Do this: Scan the data below and pick out the lines containing the word "sire".

Supplied data:
-*-

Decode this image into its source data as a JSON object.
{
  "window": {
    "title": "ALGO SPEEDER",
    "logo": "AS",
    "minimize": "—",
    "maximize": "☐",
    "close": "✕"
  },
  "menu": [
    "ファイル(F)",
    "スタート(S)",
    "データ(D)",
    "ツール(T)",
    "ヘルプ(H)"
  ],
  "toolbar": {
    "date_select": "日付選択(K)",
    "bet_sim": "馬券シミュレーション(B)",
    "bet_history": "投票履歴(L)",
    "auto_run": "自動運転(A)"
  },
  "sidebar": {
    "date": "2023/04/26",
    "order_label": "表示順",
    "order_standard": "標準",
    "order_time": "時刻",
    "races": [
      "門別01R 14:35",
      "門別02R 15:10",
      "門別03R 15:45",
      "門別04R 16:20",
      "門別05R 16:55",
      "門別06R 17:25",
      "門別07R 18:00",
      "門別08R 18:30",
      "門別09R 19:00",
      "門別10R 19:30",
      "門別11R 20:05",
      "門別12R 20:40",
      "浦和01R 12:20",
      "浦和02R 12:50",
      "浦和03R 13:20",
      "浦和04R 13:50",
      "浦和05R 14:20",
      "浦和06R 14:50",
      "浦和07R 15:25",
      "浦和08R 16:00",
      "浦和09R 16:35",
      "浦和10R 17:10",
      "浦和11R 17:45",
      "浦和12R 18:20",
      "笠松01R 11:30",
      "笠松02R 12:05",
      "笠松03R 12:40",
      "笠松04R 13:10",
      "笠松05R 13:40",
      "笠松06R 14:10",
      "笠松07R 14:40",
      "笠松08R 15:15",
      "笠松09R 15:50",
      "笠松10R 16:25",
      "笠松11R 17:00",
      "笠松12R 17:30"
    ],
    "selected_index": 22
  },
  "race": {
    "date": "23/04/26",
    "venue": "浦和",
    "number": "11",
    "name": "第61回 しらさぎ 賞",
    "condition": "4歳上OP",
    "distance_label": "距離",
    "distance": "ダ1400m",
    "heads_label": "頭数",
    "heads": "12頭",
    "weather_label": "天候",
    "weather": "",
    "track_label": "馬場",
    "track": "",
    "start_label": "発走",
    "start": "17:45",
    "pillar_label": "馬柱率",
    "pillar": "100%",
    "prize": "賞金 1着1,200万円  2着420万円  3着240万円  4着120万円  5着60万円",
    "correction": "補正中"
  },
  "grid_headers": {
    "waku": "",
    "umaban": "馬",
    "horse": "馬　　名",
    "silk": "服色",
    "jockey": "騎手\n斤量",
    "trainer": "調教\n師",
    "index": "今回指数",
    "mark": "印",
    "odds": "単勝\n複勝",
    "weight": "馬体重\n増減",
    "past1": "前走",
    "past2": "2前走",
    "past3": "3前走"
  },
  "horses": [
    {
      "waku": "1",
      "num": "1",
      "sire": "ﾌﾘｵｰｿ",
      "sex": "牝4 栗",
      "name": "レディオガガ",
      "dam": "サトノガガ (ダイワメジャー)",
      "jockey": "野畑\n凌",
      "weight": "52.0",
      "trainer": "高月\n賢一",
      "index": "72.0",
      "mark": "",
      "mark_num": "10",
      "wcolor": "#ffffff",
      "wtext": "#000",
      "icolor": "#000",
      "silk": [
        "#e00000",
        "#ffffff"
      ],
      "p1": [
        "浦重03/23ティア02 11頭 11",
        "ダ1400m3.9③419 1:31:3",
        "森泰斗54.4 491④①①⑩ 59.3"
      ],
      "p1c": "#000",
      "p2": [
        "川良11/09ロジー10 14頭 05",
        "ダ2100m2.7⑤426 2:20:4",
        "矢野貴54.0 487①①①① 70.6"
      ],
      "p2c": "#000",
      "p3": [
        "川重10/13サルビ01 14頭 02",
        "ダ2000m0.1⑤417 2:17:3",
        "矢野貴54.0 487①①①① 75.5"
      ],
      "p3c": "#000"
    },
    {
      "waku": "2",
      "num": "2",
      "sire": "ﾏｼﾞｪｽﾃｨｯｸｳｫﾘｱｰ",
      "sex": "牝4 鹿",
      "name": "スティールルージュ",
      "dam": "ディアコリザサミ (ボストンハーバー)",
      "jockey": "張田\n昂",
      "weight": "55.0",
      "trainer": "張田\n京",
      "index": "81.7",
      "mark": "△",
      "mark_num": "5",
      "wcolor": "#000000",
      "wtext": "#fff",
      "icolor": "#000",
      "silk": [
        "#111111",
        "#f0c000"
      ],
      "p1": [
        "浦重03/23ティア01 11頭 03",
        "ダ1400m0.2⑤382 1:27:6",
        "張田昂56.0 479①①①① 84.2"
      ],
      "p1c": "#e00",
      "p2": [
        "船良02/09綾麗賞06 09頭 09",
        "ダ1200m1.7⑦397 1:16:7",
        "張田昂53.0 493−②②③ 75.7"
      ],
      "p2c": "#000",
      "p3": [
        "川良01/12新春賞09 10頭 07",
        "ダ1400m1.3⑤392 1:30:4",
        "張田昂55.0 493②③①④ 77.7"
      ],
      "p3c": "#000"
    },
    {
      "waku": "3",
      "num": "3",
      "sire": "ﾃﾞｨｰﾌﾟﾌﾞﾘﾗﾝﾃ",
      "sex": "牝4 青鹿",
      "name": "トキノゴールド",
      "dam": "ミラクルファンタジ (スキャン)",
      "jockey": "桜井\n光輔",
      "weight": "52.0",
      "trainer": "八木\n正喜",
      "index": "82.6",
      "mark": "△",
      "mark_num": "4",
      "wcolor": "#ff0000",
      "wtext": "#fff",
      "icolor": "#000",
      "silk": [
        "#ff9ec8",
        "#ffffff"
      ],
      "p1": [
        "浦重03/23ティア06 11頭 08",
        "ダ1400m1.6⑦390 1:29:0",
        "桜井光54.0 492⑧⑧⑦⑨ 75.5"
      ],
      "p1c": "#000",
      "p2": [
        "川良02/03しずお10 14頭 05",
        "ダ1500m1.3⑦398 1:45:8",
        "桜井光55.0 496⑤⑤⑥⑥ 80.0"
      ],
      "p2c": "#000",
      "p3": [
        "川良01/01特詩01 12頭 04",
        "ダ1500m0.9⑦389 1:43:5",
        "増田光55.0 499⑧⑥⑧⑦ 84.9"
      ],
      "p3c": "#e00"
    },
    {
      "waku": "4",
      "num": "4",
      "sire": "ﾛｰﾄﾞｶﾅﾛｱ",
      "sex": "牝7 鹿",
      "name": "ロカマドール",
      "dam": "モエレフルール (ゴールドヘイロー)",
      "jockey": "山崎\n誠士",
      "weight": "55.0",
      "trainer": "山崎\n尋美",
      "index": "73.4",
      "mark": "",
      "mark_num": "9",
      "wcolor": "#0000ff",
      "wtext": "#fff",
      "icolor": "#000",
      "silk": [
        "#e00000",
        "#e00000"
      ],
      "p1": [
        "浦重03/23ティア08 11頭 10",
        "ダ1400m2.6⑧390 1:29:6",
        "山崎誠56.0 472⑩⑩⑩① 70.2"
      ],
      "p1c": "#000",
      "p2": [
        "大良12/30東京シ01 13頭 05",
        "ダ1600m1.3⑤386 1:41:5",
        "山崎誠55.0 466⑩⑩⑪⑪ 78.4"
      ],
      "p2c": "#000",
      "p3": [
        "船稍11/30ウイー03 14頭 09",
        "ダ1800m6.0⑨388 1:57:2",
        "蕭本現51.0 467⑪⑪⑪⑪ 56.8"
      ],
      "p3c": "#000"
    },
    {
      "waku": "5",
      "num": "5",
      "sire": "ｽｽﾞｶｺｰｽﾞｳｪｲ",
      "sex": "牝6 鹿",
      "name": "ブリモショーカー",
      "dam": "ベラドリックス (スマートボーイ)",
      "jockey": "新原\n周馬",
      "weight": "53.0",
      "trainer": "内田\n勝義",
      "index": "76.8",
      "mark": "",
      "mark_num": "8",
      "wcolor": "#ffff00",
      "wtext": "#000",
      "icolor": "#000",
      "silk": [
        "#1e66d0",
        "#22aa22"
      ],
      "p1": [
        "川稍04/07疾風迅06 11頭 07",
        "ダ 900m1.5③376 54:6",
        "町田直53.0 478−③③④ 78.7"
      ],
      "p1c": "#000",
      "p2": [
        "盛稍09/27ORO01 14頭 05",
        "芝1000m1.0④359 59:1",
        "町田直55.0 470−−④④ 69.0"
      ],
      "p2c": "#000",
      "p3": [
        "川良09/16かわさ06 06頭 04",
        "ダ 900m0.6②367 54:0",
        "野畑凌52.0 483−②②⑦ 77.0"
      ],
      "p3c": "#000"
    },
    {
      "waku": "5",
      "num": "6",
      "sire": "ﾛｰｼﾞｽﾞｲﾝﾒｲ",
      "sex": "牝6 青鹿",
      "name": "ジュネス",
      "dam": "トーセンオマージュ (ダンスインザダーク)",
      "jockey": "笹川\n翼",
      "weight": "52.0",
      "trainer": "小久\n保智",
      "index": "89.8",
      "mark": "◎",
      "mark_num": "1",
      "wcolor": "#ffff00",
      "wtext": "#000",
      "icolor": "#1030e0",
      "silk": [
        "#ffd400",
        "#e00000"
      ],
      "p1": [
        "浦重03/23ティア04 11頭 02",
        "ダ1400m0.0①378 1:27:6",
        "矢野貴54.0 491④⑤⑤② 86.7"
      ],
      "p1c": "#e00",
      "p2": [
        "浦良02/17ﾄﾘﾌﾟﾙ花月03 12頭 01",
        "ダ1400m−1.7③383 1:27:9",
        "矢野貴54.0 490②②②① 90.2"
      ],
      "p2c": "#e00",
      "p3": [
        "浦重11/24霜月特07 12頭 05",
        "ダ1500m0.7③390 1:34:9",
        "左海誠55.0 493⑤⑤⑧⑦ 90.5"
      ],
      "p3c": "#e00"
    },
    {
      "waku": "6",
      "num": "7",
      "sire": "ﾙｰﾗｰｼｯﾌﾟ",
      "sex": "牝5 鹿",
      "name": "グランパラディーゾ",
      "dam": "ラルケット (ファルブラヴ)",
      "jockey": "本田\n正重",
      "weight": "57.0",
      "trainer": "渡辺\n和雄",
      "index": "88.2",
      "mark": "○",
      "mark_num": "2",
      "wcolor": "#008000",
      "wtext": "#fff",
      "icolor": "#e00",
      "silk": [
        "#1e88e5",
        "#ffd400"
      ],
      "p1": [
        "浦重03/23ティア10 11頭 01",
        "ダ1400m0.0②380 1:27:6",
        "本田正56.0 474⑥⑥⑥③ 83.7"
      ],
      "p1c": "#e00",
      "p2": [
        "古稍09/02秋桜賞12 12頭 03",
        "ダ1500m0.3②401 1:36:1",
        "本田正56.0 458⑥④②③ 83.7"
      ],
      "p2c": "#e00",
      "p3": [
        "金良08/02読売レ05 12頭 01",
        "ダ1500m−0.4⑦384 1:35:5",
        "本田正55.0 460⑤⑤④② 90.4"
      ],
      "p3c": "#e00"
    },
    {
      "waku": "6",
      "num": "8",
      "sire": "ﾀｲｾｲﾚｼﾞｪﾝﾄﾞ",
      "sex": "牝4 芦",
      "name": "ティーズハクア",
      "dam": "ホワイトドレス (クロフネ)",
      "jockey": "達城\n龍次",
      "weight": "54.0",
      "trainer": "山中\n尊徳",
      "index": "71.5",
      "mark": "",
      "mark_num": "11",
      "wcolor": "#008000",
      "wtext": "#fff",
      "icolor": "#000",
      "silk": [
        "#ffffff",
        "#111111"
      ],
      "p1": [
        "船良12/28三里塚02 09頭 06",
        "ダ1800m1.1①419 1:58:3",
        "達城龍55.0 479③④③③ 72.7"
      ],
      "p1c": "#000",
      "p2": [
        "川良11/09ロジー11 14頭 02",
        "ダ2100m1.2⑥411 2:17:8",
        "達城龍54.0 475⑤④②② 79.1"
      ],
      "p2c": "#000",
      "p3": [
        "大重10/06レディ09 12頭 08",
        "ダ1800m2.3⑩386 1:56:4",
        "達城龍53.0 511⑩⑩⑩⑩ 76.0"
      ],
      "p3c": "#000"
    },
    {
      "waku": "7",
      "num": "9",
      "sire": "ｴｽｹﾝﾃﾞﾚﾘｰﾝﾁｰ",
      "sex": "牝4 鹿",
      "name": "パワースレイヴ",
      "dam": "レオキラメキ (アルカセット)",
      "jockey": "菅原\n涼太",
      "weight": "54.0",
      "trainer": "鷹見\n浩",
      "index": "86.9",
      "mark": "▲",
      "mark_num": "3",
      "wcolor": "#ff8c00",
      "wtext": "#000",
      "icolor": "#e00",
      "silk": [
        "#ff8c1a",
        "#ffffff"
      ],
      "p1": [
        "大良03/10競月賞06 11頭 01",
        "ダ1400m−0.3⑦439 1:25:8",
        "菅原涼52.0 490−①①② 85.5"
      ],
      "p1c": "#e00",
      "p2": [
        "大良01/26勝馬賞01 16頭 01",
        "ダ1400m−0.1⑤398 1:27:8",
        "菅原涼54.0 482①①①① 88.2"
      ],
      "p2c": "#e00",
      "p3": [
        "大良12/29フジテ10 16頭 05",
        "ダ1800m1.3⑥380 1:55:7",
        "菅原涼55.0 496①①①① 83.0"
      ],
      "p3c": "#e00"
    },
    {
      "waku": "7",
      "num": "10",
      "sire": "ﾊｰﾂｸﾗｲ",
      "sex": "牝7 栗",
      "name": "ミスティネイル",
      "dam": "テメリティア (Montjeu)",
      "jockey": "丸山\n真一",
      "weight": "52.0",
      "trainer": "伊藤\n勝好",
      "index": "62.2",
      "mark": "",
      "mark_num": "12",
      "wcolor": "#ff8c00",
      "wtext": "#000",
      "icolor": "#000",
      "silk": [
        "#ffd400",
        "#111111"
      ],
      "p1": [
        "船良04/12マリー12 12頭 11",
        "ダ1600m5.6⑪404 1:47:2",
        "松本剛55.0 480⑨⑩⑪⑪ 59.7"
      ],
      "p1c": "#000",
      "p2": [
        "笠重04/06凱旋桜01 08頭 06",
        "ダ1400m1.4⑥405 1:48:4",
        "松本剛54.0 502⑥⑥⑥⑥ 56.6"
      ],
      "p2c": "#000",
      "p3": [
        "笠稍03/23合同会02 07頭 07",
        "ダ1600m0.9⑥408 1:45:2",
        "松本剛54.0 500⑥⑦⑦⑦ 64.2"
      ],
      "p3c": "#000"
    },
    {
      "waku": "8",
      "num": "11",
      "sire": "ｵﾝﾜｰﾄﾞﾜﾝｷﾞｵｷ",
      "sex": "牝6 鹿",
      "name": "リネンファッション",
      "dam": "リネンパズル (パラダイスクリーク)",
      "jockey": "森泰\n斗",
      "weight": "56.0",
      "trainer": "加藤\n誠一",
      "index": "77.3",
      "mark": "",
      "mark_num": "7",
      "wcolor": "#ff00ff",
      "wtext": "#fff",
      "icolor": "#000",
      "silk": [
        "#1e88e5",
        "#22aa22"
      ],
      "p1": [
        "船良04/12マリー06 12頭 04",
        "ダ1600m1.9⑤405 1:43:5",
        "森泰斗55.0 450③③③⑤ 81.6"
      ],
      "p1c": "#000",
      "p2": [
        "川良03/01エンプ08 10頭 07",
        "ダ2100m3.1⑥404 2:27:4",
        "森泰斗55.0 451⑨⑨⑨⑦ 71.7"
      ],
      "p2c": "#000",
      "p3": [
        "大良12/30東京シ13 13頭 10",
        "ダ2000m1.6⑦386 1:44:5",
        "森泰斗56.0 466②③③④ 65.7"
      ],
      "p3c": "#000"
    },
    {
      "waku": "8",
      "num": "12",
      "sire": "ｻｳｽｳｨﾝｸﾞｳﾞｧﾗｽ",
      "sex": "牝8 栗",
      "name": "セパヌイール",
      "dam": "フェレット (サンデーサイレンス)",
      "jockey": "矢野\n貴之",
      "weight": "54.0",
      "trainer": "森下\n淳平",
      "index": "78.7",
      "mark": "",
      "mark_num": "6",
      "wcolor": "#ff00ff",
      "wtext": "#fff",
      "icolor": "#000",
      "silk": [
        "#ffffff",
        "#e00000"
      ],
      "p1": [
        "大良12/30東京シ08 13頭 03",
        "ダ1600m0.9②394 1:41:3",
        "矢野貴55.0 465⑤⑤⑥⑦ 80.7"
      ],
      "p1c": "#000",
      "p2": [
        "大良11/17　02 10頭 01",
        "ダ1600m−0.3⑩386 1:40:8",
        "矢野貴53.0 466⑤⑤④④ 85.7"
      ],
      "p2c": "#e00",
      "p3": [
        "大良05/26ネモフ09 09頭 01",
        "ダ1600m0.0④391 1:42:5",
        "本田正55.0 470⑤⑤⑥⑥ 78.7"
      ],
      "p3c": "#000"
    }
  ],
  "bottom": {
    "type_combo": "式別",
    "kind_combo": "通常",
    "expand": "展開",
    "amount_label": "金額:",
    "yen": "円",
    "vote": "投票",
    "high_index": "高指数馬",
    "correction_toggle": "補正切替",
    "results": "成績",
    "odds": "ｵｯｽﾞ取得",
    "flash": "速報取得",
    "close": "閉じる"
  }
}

-*-

Solved exercise:
      "sire": "ﾌﾘｵｰｿ",
      "sire": "ﾏｼﾞｪｽﾃｨｯｸｳｫﾘｱｰ",
      "sire": "ﾃﾞｨｰﾌﾟﾌﾞﾘﾗﾝﾃ",
      "sire": "ﾛｰﾄﾞｶﾅﾛｱ",
      "sire": "ｽｽﾞｶｺｰｽﾞｳｪｲ",
      "sire": "ﾛｰｼﾞｽﾞｲﾝﾒｲ",
      "sire": "ﾙｰﾗｰｼｯﾌﾟ",
      "sire": "ﾀｲｾｲﾚｼﾞｪﾝﾄﾞ",
      "sire": "ｴｽｹﾝﾃﾞﾚﾘｰﾝﾁｰ",
      "sire": "ﾊｰﾂｸﾗｲ",
      "sire": "ｵﾝﾜｰﾄﾞﾜﾝｷﾞｵｷ",
      "sire": "ｻｳｽｳｨﾝｸﾞｳﾞｧﾗｽ",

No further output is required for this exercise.